┌──

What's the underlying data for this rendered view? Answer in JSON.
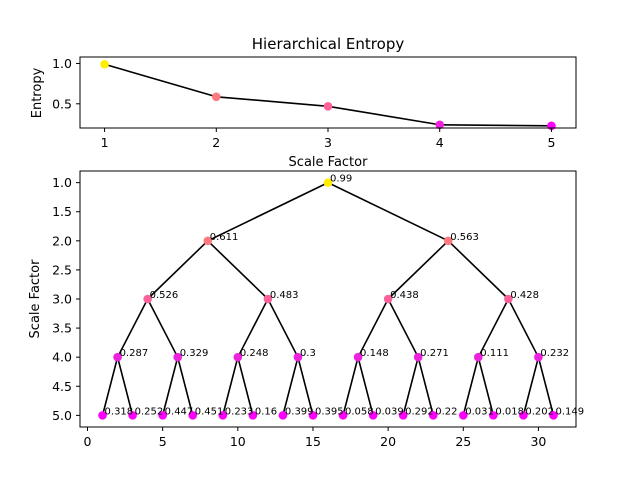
{
  "chart_data": [
    {
      "type": "line",
      "title": "Hierarchical Entropy",
      "xlabel": "Scale Factor",
      "ylabel": "Entropy",
      "xlim": [
        0.78,
        5.22
      ],
      "ylim": [
        0.2,
        1.08
      ],
      "xticks": [
        1,
        2,
        3,
        4,
        5
      ],
      "yticks": [
        0.5,
        1.0
      ],
      "ytick_labels": [
        "0.5",
        "1.0"
      ],
      "x": [
        1,
        2,
        3,
        4,
        5
      ],
      "y": [
        0.99,
        0.587,
        0.469,
        0.24,
        0.227
      ],
      "marker_colors": [
        "#ffee00",
        "#ff7a80",
        "#ff6099",
        "#ee22dd",
        "#ff00ff"
      ]
    },
    {
      "type": "scatter",
      "chart_kind": "tree",
      "xlim": [
        -0.5,
        32.5
      ],
      "ylim": [
        5.2,
        0.8
      ],
      "y_inverted": true,
      "xticks": [
        0,
        5,
        10,
        15,
        20,
        25,
        30
      ],
      "yticks": [
        1.0,
        1.5,
        2.0,
        2.5,
        3.0,
        3.5,
        4.0,
        4.5,
        5.0
      ],
      "ytick_labels": [
        "1.0",
        "1.5",
        "2.0",
        "2.5",
        "3.0",
        "3.5",
        "4.0",
        "4.5",
        "5.0"
      ],
      "ylabel": "Scale Factor",
      "nodes": [
        {
          "x": 16,
          "y": 1,
          "label": "0.99",
          "v": 0.99
        },
        {
          "x": 8,
          "y": 2,
          "label": "0.611",
          "v": 0.611
        },
        {
          "x": 24,
          "y": 2,
          "label": "0.563",
          "v": 0.563
        },
        {
          "x": 4,
          "y": 3,
          "label": "0.526",
          "v": 0.526
        },
        {
          "x": 12,
          "y": 3,
          "label": "0.483",
          "v": 0.483
        },
        {
          "x": 20,
          "y": 3,
          "label": "0.438",
          "v": 0.438
        },
        {
          "x": 28,
          "y": 3,
          "label": "0.428",
          "v": 0.428
        },
        {
          "x": 2,
          "y": 4,
          "label": "0.287",
          "v": 0.287
        },
        {
          "x": 6,
          "y": 4,
          "label": "0.329",
          "v": 0.329
        },
        {
          "x": 10,
          "y": 4,
          "label": "0.248",
          "v": 0.248
        },
        {
          "x": 14,
          "y": 4,
          "label": "0.3",
          "v": 0.3
        },
        {
          "x": 18,
          "y": 4,
          "label": "0.148",
          "v": 0.148
        },
        {
          "x": 22,
          "y": 4,
          "label": "0.271",
          "v": 0.271
        },
        {
          "x": 26,
          "y": 4,
          "label": "0.111",
          "v": 0.111
        },
        {
          "x": 30,
          "y": 4,
          "label": "0.232",
          "v": 0.232
        },
        {
          "x": 1,
          "y": 5,
          "label": "0.318",
          "v": 0.318
        },
        {
          "x": 3,
          "y": 5,
          "label": "0.252",
          "v": 0.252
        },
        {
          "x": 5,
          "y": 5,
          "label": "0.447",
          "v": 0.447
        },
        {
          "x": 7,
          "y": 5,
          "label": "0.451",
          "v": 0.451
        },
        {
          "x": 9,
          "y": 5,
          "label": "0.233",
          "v": 0.233
        },
        {
          "x": 11,
          "y": 5,
          "label": "0.16",
          "v": 0.16
        },
        {
          "x": 13,
          "y": 5,
          "label": "0.399",
          "v": 0.399
        },
        {
          "x": 15,
          "y": 5,
          "label": "0.395",
          "v": 0.395
        },
        {
          "x": 17,
          "y": 5,
          "label": "0.058",
          "v": 0.058
        },
        {
          "x": 19,
          "y": 5,
          "label": "0.039",
          "v": 0.039
        },
        {
          "x": 21,
          "y": 5,
          "label": "0.292",
          "v": 0.292
        },
        {
          "x": 23,
          "y": 5,
          "label": "0.22",
          "v": 0.22
        },
        {
          "x": 25,
          "y": 5,
          "label": "0.031",
          "v": 0.031
        },
        {
          "x": 27,
          "y": 5,
          "label": "0.018",
          "v": 0.018
        },
        {
          "x": 29,
          "y": 5,
          "label": "0.202",
          "v": 0.202
        },
        {
          "x": 31,
          "y": 5,
          "label": "0.149",
          "v": 0.149
        }
      ],
      "edges": [
        [
          0,
          1
        ],
        [
          0,
          2
        ],
        [
          1,
          3
        ],
        [
          1,
          4
        ],
        [
          2,
          5
        ],
        [
          2,
          6
        ],
        [
          3,
          7
        ],
        [
          3,
          8
        ],
        [
          4,
          9
        ],
        [
          4,
          10
        ],
        [
          5,
          11
        ],
        [
          5,
          12
        ],
        [
          6,
          13
        ],
        [
          6,
          14
        ],
        [
          7,
          15
        ],
        [
          7,
          16
        ],
        [
          8,
          17
        ],
        [
          8,
          18
        ],
        [
          9,
          19
        ],
        [
          9,
          20
        ],
        [
          10,
          21
        ],
        [
          10,
          22
        ],
        [
          11,
          23
        ],
        [
          11,
          24
        ],
        [
          12,
          25
        ],
        [
          12,
          26
        ],
        [
          13,
          27
        ],
        [
          13,
          28
        ],
        [
          14,
          29
        ],
        [
          14,
          30
        ]
      ],
      "level_colors": {
        "1": "#ffee00",
        "2": "#ff7a80",
        "3": "#ff6099",
        "4": "#ee22dd",
        "5": "#ff00ff"
      }
    }
  ]
}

└──

Job: Copy out all of the data word for word. Do not carry over any picture.

Written answer:
What's the underlying data for this rendered view? Answer in JSON.
{
  "chart_data": [
    {
      "type": "line",
      "title": "Hierarchical Entropy",
      "xlabel": "Scale Factor",
      "ylabel": "Entropy",
      "xlim": [
        0.78,
        5.22
      ],
      "ylim": [
        0.2,
        1.08
      ],
      "xticks": [
        1,
        2,
        3,
        4,
        5
      ],
      "yticks": [
        0.5,
        1.0
      ],
      "ytick_labels": [
        "0.5",
        "1.0"
      ],
      "x": [
        1,
        2,
        3,
        4,
        5
      ],
      "y": [
        0.99,
        0.587,
        0.469,
        0.24,
        0.227
      ],
      "marker_colors": [
        "#ffee00",
        "#ff7a80",
        "#ff6099",
        "#ee22dd",
        "#ff00ff"
      ]
    },
    {
      "type": "scatter",
      "chart_kind": "tree",
      "xlim": [
        -0.5,
        32.5
      ],
      "ylim": [
        5.2,
        0.8
      ],
      "y_inverted": true,
      "xticks": [
        0,
        5,
        10,
        15,
        20,
        25,
        30
      ],
      "yticks": [
        1.0,
        1.5,
        2.0,
        2.5,
        3.0,
        3.5,
        4.0,
        4.5,
        5.0
      ],
      "ytick_labels": [
        "1.0",
        "1.5",
        "2.0",
        "2.5",
        "3.0",
        "3.5",
        "4.0",
        "4.5",
        "5.0"
      ],
      "ylabel": "Scale Factor",
      "nodes": [
        {
          "x": 16,
          "y": 1,
          "label": "0.99",
          "v": 0.99
        },
        {
          "x": 8,
          "y": 2,
          "label": "0.611",
          "v": 0.611
        },
        {
          "x": 24,
          "y": 2,
          "label": "0.563",
          "v": 0.563
        },
        {
          "x": 4,
          "y": 3,
          "label": "0.526",
          "v": 0.526
        },
        {
          "x": 12,
          "y": 3,
          "label": "0.483",
          "v": 0.483
        },
        {
          "x": 20,
          "y": 3,
          "label": "0.438",
          "v": 0.438
        },
        {
          "x": 28,
          "y": 3,
          "label": "0.428",
          "v": 0.428
        },
        {
          "x": 2,
          "y": 4,
          "label": "0.287",
          "v": 0.287
        },
        {
          "x": 6,
          "y": 4,
          "label": "0.329",
          "v": 0.329
        },
        {
          "x": 10,
          "y": 4,
          "label": "0.248",
          "v": 0.248
        },
        {
          "x": 14,
          "y": 4,
          "label": "0.3",
          "v": 0.3
        },
        {
          "x": 18,
          "y": 4,
          "label": "0.148",
          "v": 0.148
        },
        {
          "x": 22,
          "y": 4,
          "label": "0.271",
          "v": 0.271
        },
        {
          "x": 26,
          "y": 4,
          "label": "0.111",
          "v": 0.111
        },
        {
          "x": 30,
          "y": 4,
          "label": "0.232",
          "v": 0.232
        },
        {
          "x": 1,
          "y": 5,
          "label": "0.318",
          "v": 0.318
        },
        {
          "x": 3,
          "y": 5,
          "label": "0.252",
          "v": 0.252
        },
        {
          "x": 5,
          "y": 5,
          "label": "0.447",
          "v": 0.447
        },
        {
          "x": 7,
          "y": 5,
          "label": "0.451",
          "v": 0.451
        },
        {
          "x": 9,
          "y": 5,
          "label": "0.233",
          "v": 0.233
        },
        {
          "x": 11,
          "y": 5,
          "label": "0.16",
          "v": 0.16
        },
        {
          "x": 13,
          "y": 5,
          "label": "0.399",
          "v": 0.399
        },
        {
          "x": 15,
          "y": 5,
          "label": "0.395",
          "v": 0.395
        },
        {
          "x": 17,
          "y": 5,
          "label": "0.058",
          "v": 0.058
        },
        {
          "x": 19,
          "y": 5,
          "label": "0.039",
          "v": 0.039
        },
        {
          "x": 21,
          "y": 5,
          "label": "0.292",
          "v": 0.292
        },
        {
          "x": 23,
          "y": 5,
          "label": "0.22",
          "v": 0.22
        },
        {
          "x": 25,
          "y": 5,
          "label": "0.031",
          "v": 0.031
        },
        {
          "x": 27,
          "y": 5,
          "label": "0.018",
          "v": 0.018
        },
        {
          "x": 29,
          "y": 5,
          "label": "0.202",
          "v": 0.202
        },
        {
          "x": 31,
          "y": 5,
          "label": "0.149",
          "v": 0.149
        }
      ],
      "edges": [
        [
          0,
          1
        ],
        [
          0,
          2
        ],
        [
          1,
          3
        ],
        [
          1,
          4
        ],
        [
          2,
          5
        ],
        [
          2,
          6
        ],
        [
          3,
          7
        ],
        [
          3,
          8
        ],
        [
          4,
          9
        ],
        [
          4,
          10
        ],
        [
          5,
          11
        ],
        [
          5,
          12
        ],
        [
          6,
          13
        ],
        [
          6,
          14
        ],
        [
          7,
          15
        ],
        [
          7,
          16
        ],
        [
          8,
          17
        ],
        [
          8,
          18
        ],
        [
          9,
          19
        ],
        [
          9,
          20
        ],
        [
          10,
          21
        ],
        [
          10,
          22
        ],
        [
          11,
          23
        ],
        [
          11,
          24
        ],
        [
          12,
          25
        ],
        [
          12,
          26
        ],
        [
          13,
          27
        ],
        [
          13,
          28
        ],
        [
          14,
          29
        ],
        [
          14,
          30
        ]
      ],
      "level_colors": {
        "1": "#ffee00",
        "2": "#ff7a80",
        "3": "#ff6099",
        "4": "#ee22dd",
        "5": "#ff00ff"
      }
    }
  ]
}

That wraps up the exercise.